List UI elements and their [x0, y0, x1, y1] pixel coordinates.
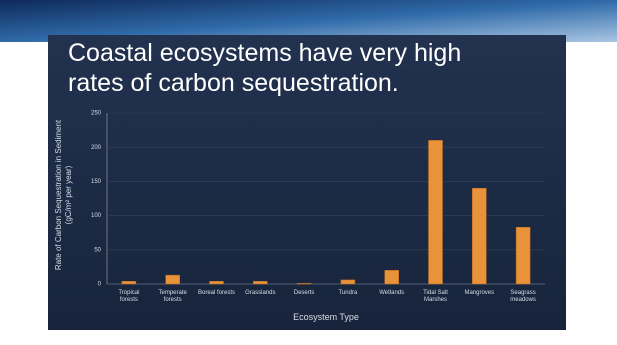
x-axis-label: Ecosystem Type: [293, 312, 359, 322]
x-tick-label: Wetlands: [379, 290, 405, 296]
y-axis-label: Rate of Carbon Sequestration in Sediment…: [54, 119, 73, 271]
bar: [340, 279, 356, 285]
x-tick-label: Temperate forests: [158, 290, 187, 303]
x-tick-label: Boreal forests: [197, 290, 236, 296]
bar: [121, 281, 137, 285]
bar: [165, 274, 180, 285]
bar: [253, 281, 268, 285]
y-tick-label: 200: [91, 145, 102, 151]
bar: [472, 187, 487, 285]
slide-title: Coastal ecosystems have very high rates …: [68, 39, 462, 97]
bar: [428, 140, 443, 285]
x-tick-label: Tidal Salt Marshes: [423, 290, 448, 303]
x-tick-label: Tropical forests: [118, 290, 140, 303]
x-tick-label: Deserts: [293, 290, 315, 296]
bar: [515, 226, 531, 285]
y-tick-label: 50: [94, 247, 101, 253]
x-tick-label: Seagrass meadows: [510, 290, 536, 303]
bar: [209, 281, 224, 285]
bar: [384, 270, 399, 285]
y-tick-label: 150: [91, 179, 102, 185]
y-tick-label: 250: [91, 111, 102, 117]
x-tick-label: Grasslands: [245, 290, 276, 296]
x-tick-label: Tundra: [338, 290, 358, 296]
y-tick-label: 100: [91, 213, 102, 219]
y-tick-label: 0: [98, 282, 102, 288]
x-tick-label: Mangroves: [464, 290, 495, 296]
bar: [296, 283, 312, 285]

________

Swap "bar" for "column" in the data starting at the line containing "x-axis-label: Ecosystem Type: [293, 312, 359, 322]" and ending at the line containing "y-tick-label: 150: [91, 179, 102, 185]", and give back only those lines with everything else unchanged.

Correct result:
x-axis-label: Ecosystem Type: [293, 312, 359, 322]
x-tick-label: Wetlands: [379, 290, 405, 296]
y-axis-label: Rate of Carbon Sequestration in Sediment…: [54, 119, 73, 271]
column: [340, 279, 356, 285]
x-tick-label: Temperate forests: [158, 290, 187, 303]
x-tick-label: Boreal forests: [197, 290, 236, 296]
column: [121, 281, 137, 285]
column: [165, 274, 180, 285]
column: [253, 281, 268, 285]
y-tick-label: 200: [91, 145, 102, 151]
column: [472, 187, 487, 285]
slide-title: Coastal ecosystems have very high rates …: [68, 39, 462, 97]
column: [428, 140, 443, 285]
x-tick-label: Tidal Salt Marshes: [423, 290, 448, 303]
x-tick-label: Tropical forests: [118, 290, 140, 303]
x-tick-label: Deserts: [293, 290, 315, 296]
column: [515, 226, 531, 285]
y-tick-label: 50: [94, 247, 101, 253]
x-tick-label: Seagrass meadows: [510, 290, 536, 303]
column: [209, 281, 224, 285]
column: [384, 270, 399, 285]
y-tick-label: 150: [91, 179, 102, 185]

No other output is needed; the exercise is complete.